---- Provided entries

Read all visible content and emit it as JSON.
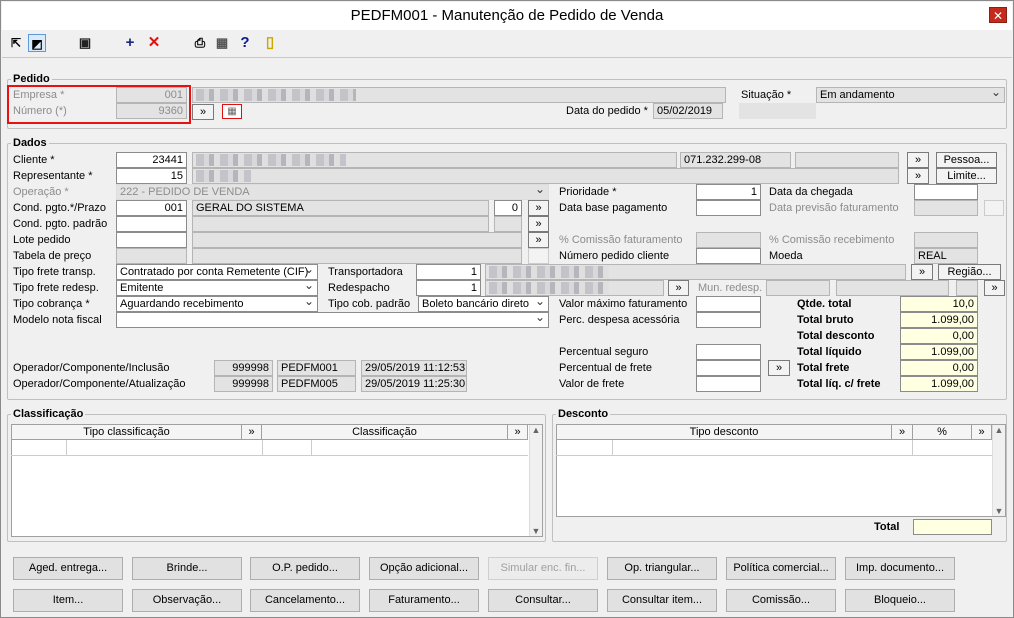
{
  "window": {
    "title": "PEDFM001 - Manutenção de Pedido de Venda",
    "close": "✕"
  },
  "toolbar": [
    "arrow-icon",
    "window-icon",
    "save-icon",
    "add-icon",
    "delete-icon",
    "print-icon",
    "calendar-icon",
    "help-icon",
    "exit-icon"
  ],
  "pedido": {
    "group": "Pedido",
    "empresa_label": "Empresa *",
    "empresa": "001",
    "numero_label": "Número (*)",
    "numero": "9360",
    "situacao_label": "Situação *",
    "situacao": "Em andamento",
    "data_label": "Data do pedido *",
    "data": "05/02/2019",
    "more": "»"
  },
  "dados": {
    "group": "Dados",
    "more": "»",
    "cliente_label": "Cliente *",
    "cliente": "23441",
    "cpf": "071.232.299-08",
    "pessoa": "Pessoa...",
    "representante_label": "Representante *",
    "representante": "15",
    "limite": "Limite...",
    "operacao_label": "Operação *",
    "operacao": "222 - PEDIDO DE VENDA",
    "cond_label": "Cond. pgto.*/Prazo",
    "cond": "001",
    "cond_desc": "GERAL DO SISTEMA",
    "prazo": "0",
    "cond_padrao_label": "Cond. pgto. padrão",
    "lote_label": "Lote pedido",
    "tabela_label": "Tabela de preço",
    "frete_transp_label": "Tipo frete transp.",
    "frete_transp": "Contratado por conta Remetente (CIF)",
    "frete_redesp_label": "Tipo frete redesp.",
    "frete_redesp": "Emitente",
    "cobranca_label": "Tipo cobrança *",
    "cobranca": "Aguardando recebimento",
    "modelo_label": "Modelo nota fiscal",
    "transportadora_label": "Transportadora",
    "transportadora": "1",
    "regiao": "Região...",
    "redespacho_label": "Redespacho",
    "redespacho": "1",
    "mun_redesp": "Mun. redesp.",
    "cob_padrao_label": "Tipo cob. padrão",
    "cob_padrao": "Boleto bancário direto",
    "prioridade_label": "Prioridade *",
    "prioridade": "1",
    "data_base_label": "Data base pagamento",
    "comissao_fat_label": "% Comissão faturamento",
    "num_pedido_cliente_label": "Número pedido cliente",
    "valor_max_label": "Valor máximo faturamento",
    "perc_desp_label": "Perc. despesa acessória",
    "perc_seguro_label": "Percentual seguro",
    "perc_frete_label": "Percentual de frete",
    "valor_frete_label": "Valor de frete",
    "data_chegada_label": "Data da chegada",
    "data_prev_label": "Data previsão faturamento",
    "comissao_rec_label": "% Comissão recebimento",
    "moeda_label": "Moeda",
    "moeda": "REAL",
    "totals": [
      {
        "label": "Qtde. total",
        "value": "10,0"
      },
      {
        "label": "Total bruto",
        "value": "1.099,00"
      },
      {
        "label": "Total desconto",
        "value": "0,00"
      },
      {
        "label": "Total líquido",
        "value": "1.099,00"
      },
      {
        "label": "Total frete",
        "value": "0,00"
      },
      {
        "label": "Total líq. c/ frete",
        "value": "1.099,00"
      }
    ],
    "inclusao_label": "Operador/Componente/Inclusão",
    "inclusao": [
      "999998",
      "PEDFM001",
      "29/05/2019 11:12:53"
    ],
    "atualizacao_label": "Operador/Componente/Atualização",
    "atualizacao": [
      "999998",
      "PEDFM005",
      "29/05/2019 11:25:30"
    ]
  },
  "classificacao": {
    "group": "Classificação",
    "col1": "Tipo classificação",
    "col2": "Classificação"
  },
  "desconto": {
    "group": "Desconto",
    "col1": "Tipo desconto",
    "col2": "%",
    "total_label": "Total"
  },
  "buttons_row1": [
    "Aged. entrega...",
    "Brinde...",
    "O.P. pedido...",
    "Opção adicional...",
    "Simular enc. fin...",
    "Op. triangular...",
    "Política comercial...",
    "Imp. documento..."
  ],
  "buttons_row2": [
    "Item...",
    "Observação...",
    "Cancelamento...",
    "Faturamento...",
    "Consultar...",
    "Consultar item...",
    "Comissão...",
    "Bloqueio..."
  ]
}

--------

- What the task requires: Return, from the data, each line that has the word "Número" in it.

- Correct output:
    "numero_label": "Número (*)",
    "num_pedido_cliente_label": "Número pedido cliente",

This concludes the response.